• PROVIDED RECORDS

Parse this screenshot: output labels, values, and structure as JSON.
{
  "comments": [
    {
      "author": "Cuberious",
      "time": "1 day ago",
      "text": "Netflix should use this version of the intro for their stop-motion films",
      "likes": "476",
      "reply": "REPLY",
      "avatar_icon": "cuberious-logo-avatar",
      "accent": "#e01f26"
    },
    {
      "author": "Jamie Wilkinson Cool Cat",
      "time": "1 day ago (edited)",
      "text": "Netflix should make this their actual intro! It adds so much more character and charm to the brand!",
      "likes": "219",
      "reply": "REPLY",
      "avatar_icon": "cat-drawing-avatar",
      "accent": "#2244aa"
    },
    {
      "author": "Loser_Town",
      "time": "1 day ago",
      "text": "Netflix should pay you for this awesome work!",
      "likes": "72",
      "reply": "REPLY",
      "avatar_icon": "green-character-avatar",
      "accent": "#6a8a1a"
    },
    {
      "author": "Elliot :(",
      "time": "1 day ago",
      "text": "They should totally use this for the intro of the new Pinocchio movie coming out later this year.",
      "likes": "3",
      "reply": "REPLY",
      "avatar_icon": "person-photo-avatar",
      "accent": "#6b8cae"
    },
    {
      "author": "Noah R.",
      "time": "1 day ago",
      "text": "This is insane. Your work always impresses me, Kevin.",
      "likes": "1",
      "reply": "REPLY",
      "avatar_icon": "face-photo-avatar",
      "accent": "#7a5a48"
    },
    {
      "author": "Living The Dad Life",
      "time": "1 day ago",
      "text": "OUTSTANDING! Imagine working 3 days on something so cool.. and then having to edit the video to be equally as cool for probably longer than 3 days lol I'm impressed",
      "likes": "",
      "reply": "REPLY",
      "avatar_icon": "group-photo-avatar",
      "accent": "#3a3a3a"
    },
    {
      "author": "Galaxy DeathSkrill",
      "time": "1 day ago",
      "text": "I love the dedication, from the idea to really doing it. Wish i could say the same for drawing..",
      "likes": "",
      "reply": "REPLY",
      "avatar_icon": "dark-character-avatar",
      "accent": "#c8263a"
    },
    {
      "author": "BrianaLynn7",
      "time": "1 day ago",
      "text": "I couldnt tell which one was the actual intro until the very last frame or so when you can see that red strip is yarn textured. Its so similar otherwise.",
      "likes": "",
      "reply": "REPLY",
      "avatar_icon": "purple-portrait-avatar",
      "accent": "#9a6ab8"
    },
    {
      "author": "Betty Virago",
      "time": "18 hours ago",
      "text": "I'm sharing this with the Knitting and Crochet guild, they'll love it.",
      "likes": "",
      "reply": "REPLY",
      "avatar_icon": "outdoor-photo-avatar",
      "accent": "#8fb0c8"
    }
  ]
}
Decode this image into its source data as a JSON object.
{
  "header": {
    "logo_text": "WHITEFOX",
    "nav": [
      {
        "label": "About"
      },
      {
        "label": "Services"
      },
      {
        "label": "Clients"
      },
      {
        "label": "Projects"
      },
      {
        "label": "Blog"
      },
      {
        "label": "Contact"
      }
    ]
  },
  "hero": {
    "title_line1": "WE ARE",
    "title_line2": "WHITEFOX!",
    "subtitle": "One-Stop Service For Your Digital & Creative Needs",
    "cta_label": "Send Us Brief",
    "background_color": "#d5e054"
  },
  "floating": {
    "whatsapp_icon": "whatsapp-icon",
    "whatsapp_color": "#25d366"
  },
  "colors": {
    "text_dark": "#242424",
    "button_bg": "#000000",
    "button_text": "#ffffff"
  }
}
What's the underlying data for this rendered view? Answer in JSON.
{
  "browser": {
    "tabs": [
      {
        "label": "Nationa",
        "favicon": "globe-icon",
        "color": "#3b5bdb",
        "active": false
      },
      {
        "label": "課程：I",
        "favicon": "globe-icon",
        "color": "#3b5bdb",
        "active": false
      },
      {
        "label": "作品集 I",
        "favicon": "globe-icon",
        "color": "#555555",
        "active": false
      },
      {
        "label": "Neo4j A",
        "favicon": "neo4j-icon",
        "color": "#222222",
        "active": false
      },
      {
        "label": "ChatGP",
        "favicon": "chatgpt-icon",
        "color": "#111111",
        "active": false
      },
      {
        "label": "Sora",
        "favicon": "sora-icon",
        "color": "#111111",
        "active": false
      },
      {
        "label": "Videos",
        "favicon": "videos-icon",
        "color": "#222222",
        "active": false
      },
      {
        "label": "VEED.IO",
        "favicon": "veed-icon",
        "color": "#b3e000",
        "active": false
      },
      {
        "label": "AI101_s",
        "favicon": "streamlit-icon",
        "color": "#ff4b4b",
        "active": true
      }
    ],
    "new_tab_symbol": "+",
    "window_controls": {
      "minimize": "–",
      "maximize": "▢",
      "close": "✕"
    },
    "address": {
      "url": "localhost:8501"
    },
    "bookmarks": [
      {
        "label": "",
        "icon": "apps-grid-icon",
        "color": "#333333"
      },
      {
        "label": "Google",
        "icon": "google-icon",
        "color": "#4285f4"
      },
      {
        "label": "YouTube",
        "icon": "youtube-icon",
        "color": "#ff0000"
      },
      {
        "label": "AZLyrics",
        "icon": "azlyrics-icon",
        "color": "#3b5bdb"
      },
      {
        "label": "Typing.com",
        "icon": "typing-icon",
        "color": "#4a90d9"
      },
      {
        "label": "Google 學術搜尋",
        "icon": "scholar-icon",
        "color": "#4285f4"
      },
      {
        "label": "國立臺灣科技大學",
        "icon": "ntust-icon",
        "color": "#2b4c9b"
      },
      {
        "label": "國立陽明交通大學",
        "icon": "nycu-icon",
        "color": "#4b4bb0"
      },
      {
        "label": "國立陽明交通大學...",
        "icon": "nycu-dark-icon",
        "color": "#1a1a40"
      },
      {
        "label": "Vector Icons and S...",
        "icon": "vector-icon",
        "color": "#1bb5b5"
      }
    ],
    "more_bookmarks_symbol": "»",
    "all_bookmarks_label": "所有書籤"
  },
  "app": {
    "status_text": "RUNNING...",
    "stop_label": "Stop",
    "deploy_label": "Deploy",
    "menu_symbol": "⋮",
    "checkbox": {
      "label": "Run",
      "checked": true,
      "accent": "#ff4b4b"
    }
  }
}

• WRITTEN TASK
Print out the whole listing exactly as it appears.

• ANSWER TO THE PROBLEM
Parse this screenshot: output labels, values, and structure as JSON.
{
  "comments": [
    {
      "author": "Cuberious",
      "time": "1 day ago",
      "text": "Netflix should use this version of the intro for their stop-motion films",
      "likes": "476",
      "reply": "REPLY",
      "avatar_icon": "cuberious-logo-avatar",
      "accent": "#e01f26"
    },
    {
      "author": "Jamie Wilkinson Cool Cat",
      "time": "1 day ago (edited)",
      "text": "Netflix should make this their actual intro! It adds so much more character and charm to the brand!",
      "likes": "219",
      "reply": "REPLY",
      "avatar_icon": "cat-drawing-avatar",
      "accent": "#2244aa"
    },
    {
      "author": "Loser_Town",
      "time": "1 day ago",
      "text": "Netflix should pay you for this awesome work!",
      "likes": "72",
      "reply": "REPLY",
      "avatar_icon": "green-character-avatar",
      "accent": "#6a8a1a"
    },
    {
      "author": "Elliot :(",
      "time": "1 day ago",
      "text": "They should totally use this for the intro of the new Pinocchio movie coming out later this year.",
      "likes": "3",
      "reply": "REPLY",
      "avatar_icon": "person-photo-avatar",
      "accent": "#6b8cae"
    },
    {
      "author": "Noah R.",
      "time": "1 day ago",
      "text": "This is insane. Your work always impresses me, Kevin.",
      "likes": "1",
      "reply": "REPLY",
      "avatar_icon": "face-photo-avatar",
      "accent": "#7a5a48"
    },
    {
      "author": "Living The Dad Life",
      "time": "1 day ago",
      "text": "OUTSTANDING! Imagine working 3 days on something so cool.. and then having to edit the video to be equally as cool for probably longer than 3 days lol I'm impressed",
      "likes": "",
      "reply": "REPLY",
      "avatar_icon": "group-photo-avatar",
      "accent": "#3a3a3a"
    },
    {
      "author": "Galaxy DeathSkrill",
      "time": "1 day ago",
      "text": "I love the dedication, from the idea to really doing it. Wish i could say the same for drawing..",
      "likes": "",
      "reply": "REPLY",
      "avatar_icon": "dark-character-avatar",
      "accent": "#c8263a"
    },
    {
      "author": "BrianaLynn7",
      "time": "1 day ago",
      "text": "I couldnt tell which one was the actual intro until the very last frame or so when you can see that red strip is yarn textured. Its so similar otherwise.",
      "likes": "",
      "reply": "REPLY",
      "avatar_icon": "purple-portrait-avatar",
      "accent": "#9a6ab8"
    },
    {
      "author": "Betty Virago",
      "time": "18 hours ago",
      "text": "I'm sharing this with the Knitting and Crochet guild, they'll love it.",
      "likes": "",
      "reply": "REPLY",
      "avatar_icon": "outdoor-photo-avatar",
      "accent": "#8fb0c8"
    }
  ]
}
Decode this image into its source data as a JSON object.
{
  "header": {
    "logo_text": "WHITEFOX",
    "nav": [
      {
        "label": "About"
      },
      {
        "label": "Services"
      },
      {
        "label": "Clients"
      },
      {
        "label": "Projects"
      },
      {
        "label": "Blog"
      },
      {
        "label": "Contact"
      }
    ]
  },
  "hero": {
    "title_line1": "WE ARE",
    "title_line2": "WHITEFOX!",
    "subtitle": "One-Stop Service For Your Digital & Creative Needs",
    "cta_label": "Send Us Brief",
    "background_color": "#d5e054"
  },
  "floating": {
    "whatsapp_icon": "whatsapp-icon",
    "whatsapp_color": "#25d366"
  },
  "colors": {
    "text_dark": "#242424",
    "button_bg": "#000000",
    "button_text": "#ffffff"
  }
}
What's the underlying data for this rendered view? Answer in JSON.
{
  "browser": {
    "tabs": [
      {
        "label": "Nationa",
        "favicon": "globe-icon",
        "color": "#3b5bdb",
        "active": false
      },
      {
        "label": "課程：I",
        "favicon": "globe-icon",
        "color": "#3b5bdb",
        "active": false
      },
      {
        "label": "作品集 I",
        "favicon": "globe-icon",
        "color": "#555555",
        "active": false
      },
      {
        "label": "Neo4j A",
        "favicon": "neo4j-icon",
        "color": "#222222",
        "active": false
      },
      {
        "label": "ChatGP",
        "favicon": "chatgpt-icon",
        "color": "#111111",
        "active": false
      },
      {
        "label": "Sora",
        "favicon": "sora-icon",
        "color": "#111111",
        "active": false
      },
      {
        "label": "Videos",
        "favicon": "videos-icon",
        "color": "#222222",
        "active": false
      },
      {
        "label": "VEED.IO",
        "favicon": "veed-icon",
        "color": "#b3e000",
        "active": false
      },
      {
        "label": "AI101_s",
        "favicon": "streamlit-icon",
        "color": "#ff4b4b",
        "active": true
      }
    ],
    "new_tab_symbol": "+",
    "window_controls": {
      "minimize": "–",
      "maximize": "▢",
      "close": "✕"
    },
    "address": {
      "url": "localhost:8501"
    },
    "bookmarks": [
      {
        "label": "",
        "icon": "apps-grid-icon",
        "color": "#333333"
      },
      {
        "label": "Google",
        "icon": "google-icon",
        "color": "#4285f4"
      },
      {
        "label": "YouTube",
        "icon": "youtube-icon",
        "color": "#ff0000"
      },
      {
        "label": "AZLyrics",
        "icon": "azlyrics-icon",
        "color": "#3b5bdb"
      },
      {
        "label": "Typing.com",
        "icon": "typing-icon",
        "color": "#4a90d9"
      },
      {
        "label": "Google 學術搜尋",
        "icon": "scholar-icon",
        "color": "#4285f4"
      },
      {
        "label": "國立臺灣科技大學",
        "icon": "ntust-icon",
        "color": "#2b4c9b"
      },
      {
        "label": "國立陽明交通大學",
        "icon": "nycu-icon",
        "color": "#4b4bb0"
      },
      {
        "label": "國立陽明交通大學...",
        "icon": "nycu-dark-icon",
        "color": "#1a1a40"
      },
      {
        "label": "Vector Icons and S...",
        "icon": "vector-icon",
        "color": "#1bb5b5"
      }
    ],
    "more_bookmarks_symbol": "»",
    "all_bookmarks_label": "所有書籤"
  },
  "app": {
    "status_text": "RUNNING...",
    "stop_label": "Stop",
    "deploy_label": "Deploy",
    "menu_symbol": "⋮",
    "checkbox": {
      "label": "Run",
      "checked": true,
      "accent": "#ff4b4b"
    }
  }
}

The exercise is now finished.